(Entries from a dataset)
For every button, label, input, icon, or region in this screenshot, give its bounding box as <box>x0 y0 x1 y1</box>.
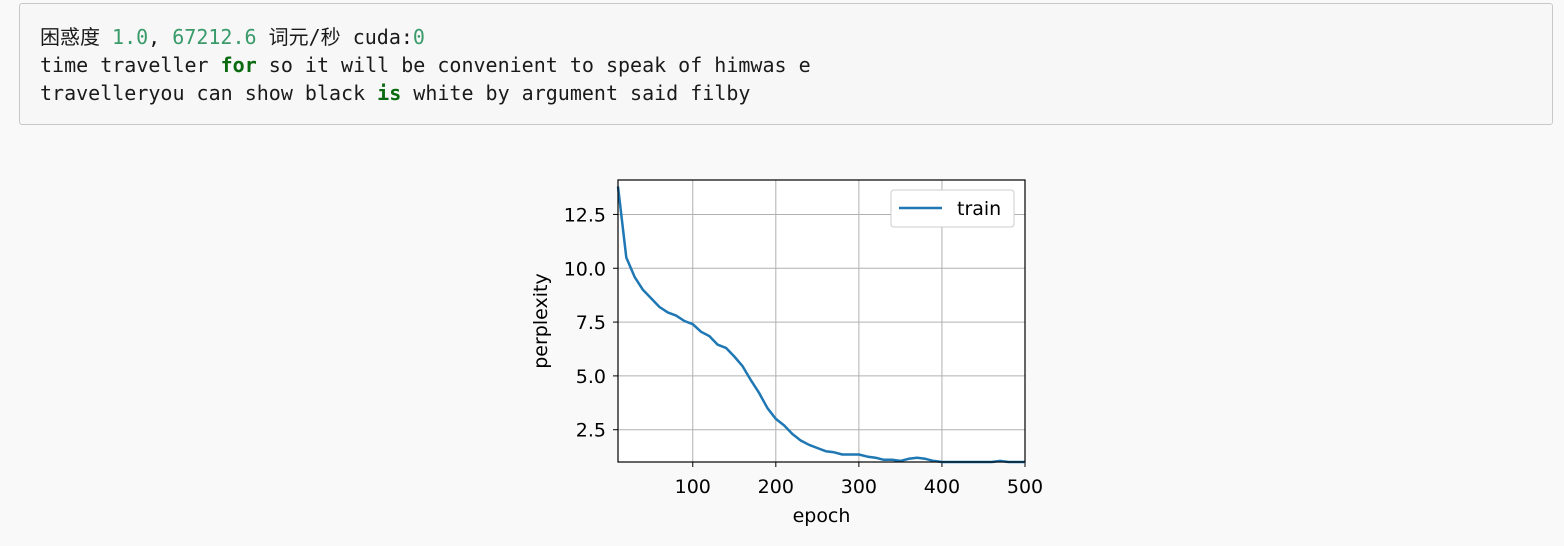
legend-box <box>890 189 1015 228</box>
x-tick-label: 500 <box>1007 476 1043 498</box>
cell-output: 困惑度 1.0, 67212.6 词元/秒 cuda:0 time travel… <box>19 3 1553 125</box>
stats-line: 困惑度 1.0, 67212.6 词元/秒 cuda:0 <box>40 23 425 51</box>
text-segment: travelleryou can show black <box>40 81 378 105</box>
text-segment: time traveller <box>40 53 221 77</box>
y-tick-label: 5.0 <box>576 366 606 388</box>
x-tick-label: 300 <box>841 476 877 498</box>
perplexity-label: 困惑度 <box>40 25 100 49</box>
plot-area <box>617 179 1026 463</box>
generated-text-line-1: time traveller for so it will be conveni… <box>40 51 811 79</box>
speed-unit: 词元/秒 <box>268 25 341 49</box>
x-tick-label: 100 <box>675 476 711 498</box>
keyword-highlight: is <box>377 81 402 105</box>
x-tick-label: 400 <box>924 476 960 498</box>
y-tick-label: 10.0 <box>564 258 606 280</box>
text-segment: white by argument said filby <box>401 81 751 105</box>
x-tick-label: 200 <box>758 476 794 498</box>
perplexity-value: 1.0 <box>112 25 149 49</box>
y-tick-label: 7.5 <box>576 312 606 334</box>
legend: train <box>890 189 1015 228</box>
speed-value: 67212.6 <box>172 25 257 49</box>
y-tick-label: 12.5 <box>564 204 606 226</box>
separator: , <box>148 25 161 49</box>
device-id: 0 <box>412 25 425 49</box>
y-axis-label: perplexity <box>530 273 552 368</box>
keyword-highlight: for <box>220 53 257 77</box>
generated-text-line-2: travelleryou can show black is white by … <box>40 79 750 107</box>
device-label: cuda: <box>352 25 413 49</box>
axis-ticks: 100 200 300 400 500 2.5 5.0 7.5 10.0 12.5 <box>564 204 1043 498</box>
legend-label: train <box>957 198 1001 220</box>
y-tick-label: 2.5 <box>576 420 606 442</box>
x-axis-label: epoch <box>793 505 851 527</box>
text-segment: so it will be convenient to speak of him… <box>256 53 811 77</box>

TASK DIRECTIONS ▸
Give the lines above as a numbered list, leaving out any blank lines and any pictures.

THE OUTPUT ▸
1. For every button, label, input, icon, or region in this screenshot, give its bounding box as <box>x0 y0 x1 y1</box>.
2. legend-box <box>890 189 1015 228</box>
3. x-tick-label: 500 <box>1007 476 1043 498</box>
4. cell-output: 困惑度 1.0, 67212.6 词元/秒 cuda:0 time travel… <box>19 3 1553 125</box>
5. stats-line: 困惑度 1.0, 67212.6 词元/秒 cuda:0 <box>40 23 425 51</box>
6. text-segment: travelleryou can show black <box>40 81 378 105</box>
7. text-segment: time traveller <box>40 53 221 77</box>
8. y-tick-label: 5.0 <box>576 366 606 388</box>
9. x-tick-label: 300 <box>841 476 877 498</box>
10. perplexity-label: 困惑度 <box>40 25 100 49</box>
11. plot-area <box>617 179 1026 463</box>
12. generated-text-line-1: time traveller for so it will be conveni… <box>40 51 811 79</box>
13. speed-unit: 词元/秒 <box>268 25 341 49</box>
14. x-tick-label: 100 <box>675 476 711 498</box>
15. keyword-highlight: is <box>377 81 402 105</box>
16. x-tick-label: 400 <box>924 476 960 498</box>
17. y-tick-label: 10.0 <box>564 258 606 280</box>
18. text-segment: white by argument said filby <box>401 81 751 105</box>
19. x-tick-label: 200 <box>758 476 794 498</box>
20. perplexity-value: 1.0 <box>112 25 149 49</box>
21. y-tick-label: 7.5 <box>576 312 606 334</box>
22. legend: train <box>890 189 1015 228</box>
23. speed-value: 67212.6 <box>172 25 257 49</box>
24. y-tick-label: 12.5 <box>564 204 606 226</box>
25. separator: , <box>148 25 161 49</box>
26. device-id: 0 <box>412 25 425 49</box>
27. y-axis-label: perplexity <box>530 273 552 368</box>
28. keyword-highlight: for <box>220 53 257 77</box>
29. generated-text-line-2: travelleryou can show black is white by … <box>40 79 750 107</box>
30. device-label: cuda: <box>352 25 413 49</box>
31. axis-ticks: 100 200 300 400 500 2.5 5.0 7.5 10.0 12.5 <box>564 204 1043 498</box>
32. legend-label: train <box>957 198 1001 220</box>
33. y-tick-label: 2.5 <box>576 420 606 442</box>
34. x-axis-label: epoch <box>793 505 851 527</box>
35. text-segment: so it will be convenient to speak of him… <box>256 53 811 77</box>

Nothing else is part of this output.